Aim
Please retype the records below exactly, leaving out any pictures.

(Data entries for graphics)
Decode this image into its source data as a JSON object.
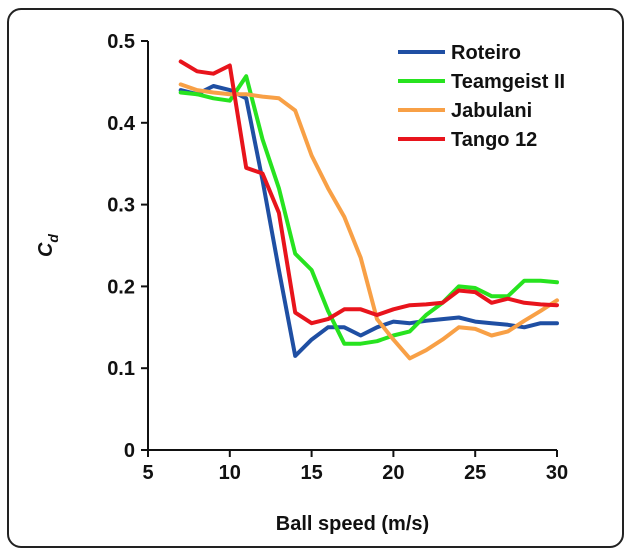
{
  "chart_data": {
    "type": "line",
    "xlabel": "Ball speed (m/s)",
    "ylabel": "C",
    "ylabel_sub": "d",
    "xlim": [
      5,
      30
    ],
    "ylim": [
      0,
      0.5
    ],
    "xticks": [
      5,
      10,
      15,
      20,
      25,
      30
    ],
    "xtick_labels": [
      "5",
      "10",
      "15",
      "20",
      "25",
      "30"
    ],
    "yticks": [
      0,
      0.1,
      0.2,
      0.3,
      0.4,
      0.5
    ],
    "ytick_labels": [
      "0",
      "0.1",
      "0.2",
      "0.3",
      "0.4",
      "0.5"
    ],
    "grid": false,
    "legend_position": "top-right",
    "series": [
      {
        "name": "Roteiro",
        "color": "#1f4fa3",
        "x": [
          7,
          8,
          9,
          10,
          11,
          12,
          13,
          14,
          15,
          16,
          17,
          18,
          19,
          20,
          21,
          22,
          23,
          24,
          25,
          26,
          27,
          28,
          29,
          30
        ],
        "y": [
          0.44,
          0.435,
          0.445,
          0.44,
          0.43,
          0.33,
          0.22,
          0.115,
          0.135,
          0.15,
          0.15,
          0.14,
          0.15,
          0.157,
          0.155,
          0.158,
          0.16,
          0.162,
          0.157,
          0.155,
          0.153,
          0.15,
          0.155,
          0.155
        ]
      },
      {
        "name": "Teamgeist II",
        "color": "#27e31f",
        "x": [
          7,
          8,
          9,
          10,
          11,
          12,
          13,
          14,
          15,
          16,
          17,
          18,
          19,
          20,
          21,
          22,
          23,
          24,
          25,
          26,
          27,
          28,
          29,
          30
        ],
        "y": [
          0.437,
          0.435,
          0.43,
          0.427,
          0.457,
          0.38,
          0.32,
          0.24,
          0.22,
          0.17,
          0.13,
          0.13,
          0.133,
          0.14,
          0.145,
          0.165,
          0.18,
          0.2,
          0.198,
          0.188,
          0.188,
          0.207,
          0.207,
          0.205
        ]
      },
      {
        "name": "Jabulani",
        "color": "#f8a046",
        "x": [
          7,
          8,
          9,
          10,
          11,
          12,
          13,
          14,
          15,
          16,
          17,
          18,
          19,
          20,
          21,
          22,
          23,
          24,
          25,
          26,
          27,
          28,
          29,
          30
        ],
        "y": [
          0.447,
          0.44,
          0.437,
          0.435,
          0.435,
          0.432,
          0.43,
          0.415,
          0.36,
          0.32,
          0.285,
          0.235,
          0.16,
          0.135,
          0.112,
          0.122,
          0.135,
          0.15,
          0.148,
          0.14,
          0.145,
          0.158,
          0.17,
          0.183
        ]
      },
      {
        "name": "Tango 12",
        "color": "#e8141c",
        "x": [
          7,
          8,
          9,
          10,
          11,
          12,
          13,
          14,
          15,
          16,
          17,
          18,
          19,
          20,
          21,
          22,
          23,
          24,
          25,
          26,
          27,
          28,
          29,
          30
        ],
        "y": [
          0.475,
          0.463,
          0.46,
          0.47,
          0.345,
          0.338,
          0.29,
          0.168,
          0.155,
          0.16,
          0.172,
          0.172,
          0.165,
          0.172,
          0.177,
          0.178,
          0.18,
          0.195,
          0.193,
          0.18,
          0.185,
          0.18,
          0.178,
          0.177
        ]
      }
    ]
  }
}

Task solution
Decode this image into its source data as a JSON object.
{
  "chart_data": {
    "type": "line",
    "xlabel": "Ball speed (m/s)",
    "ylabel": "C",
    "ylabel_sub": "d",
    "xlim": [
      5,
      30
    ],
    "ylim": [
      0,
      0.5
    ],
    "xticks": [
      5,
      10,
      15,
      20,
      25,
      30
    ],
    "xtick_labels": [
      "5",
      "10",
      "15",
      "20",
      "25",
      "30"
    ],
    "yticks": [
      0,
      0.1,
      0.2,
      0.3,
      0.4,
      0.5
    ],
    "ytick_labels": [
      "0",
      "0.1",
      "0.2",
      "0.3",
      "0.4",
      "0.5"
    ],
    "grid": false,
    "legend_position": "top-right",
    "series": [
      {
        "name": "Roteiro",
        "color": "#1f4fa3",
        "x": [
          7,
          8,
          9,
          10,
          11,
          12,
          13,
          14,
          15,
          16,
          17,
          18,
          19,
          20,
          21,
          22,
          23,
          24,
          25,
          26,
          27,
          28,
          29,
          30
        ],
        "y": [
          0.44,
          0.435,
          0.445,
          0.44,
          0.43,
          0.33,
          0.22,
          0.115,
          0.135,
          0.15,
          0.15,
          0.14,
          0.15,
          0.157,
          0.155,
          0.158,
          0.16,
          0.162,
          0.157,
          0.155,
          0.153,
          0.15,
          0.155,
          0.155
        ]
      },
      {
        "name": "Teamgeist II",
        "color": "#27e31f",
        "x": [
          7,
          8,
          9,
          10,
          11,
          12,
          13,
          14,
          15,
          16,
          17,
          18,
          19,
          20,
          21,
          22,
          23,
          24,
          25,
          26,
          27,
          28,
          29,
          30
        ],
        "y": [
          0.437,
          0.435,
          0.43,
          0.427,
          0.457,
          0.38,
          0.32,
          0.24,
          0.22,
          0.17,
          0.13,
          0.13,
          0.133,
          0.14,
          0.145,
          0.165,
          0.18,
          0.2,
          0.198,
          0.188,
          0.188,
          0.207,
          0.207,
          0.205
        ]
      },
      {
        "name": "Jabulani",
        "color": "#f8a046",
        "x": [
          7,
          8,
          9,
          10,
          11,
          12,
          13,
          14,
          15,
          16,
          17,
          18,
          19,
          20,
          21,
          22,
          23,
          24,
          25,
          26,
          27,
          28,
          29,
          30
        ],
        "y": [
          0.447,
          0.44,
          0.437,
          0.435,
          0.435,
          0.432,
          0.43,
          0.415,
          0.36,
          0.32,
          0.285,
          0.235,
          0.16,
          0.135,
          0.112,
          0.122,
          0.135,
          0.15,
          0.148,
          0.14,
          0.145,
          0.158,
          0.17,
          0.183
        ]
      },
      {
        "name": "Tango 12",
        "color": "#e8141c",
        "x": [
          7,
          8,
          9,
          10,
          11,
          12,
          13,
          14,
          15,
          16,
          17,
          18,
          19,
          20,
          21,
          22,
          23,
          24,
          25,
          26,
          27,
          28,
          29,
          30
        ],
        "y": [
          0.475,
          0.463,
          0.46,
          0.47,
          0.345,
          0.338,
          0.29,
          0.168,
          0.155,
          0.16,
          0.172,
          0.172,
          0.165,
          0.172,
          0.177,
          0.178,
          0.18,
          0.195,
          0.193,
          0.18,
          0.185,
          0.18,
          0.178,
          0.177
        ]
      }
    ]
  }
}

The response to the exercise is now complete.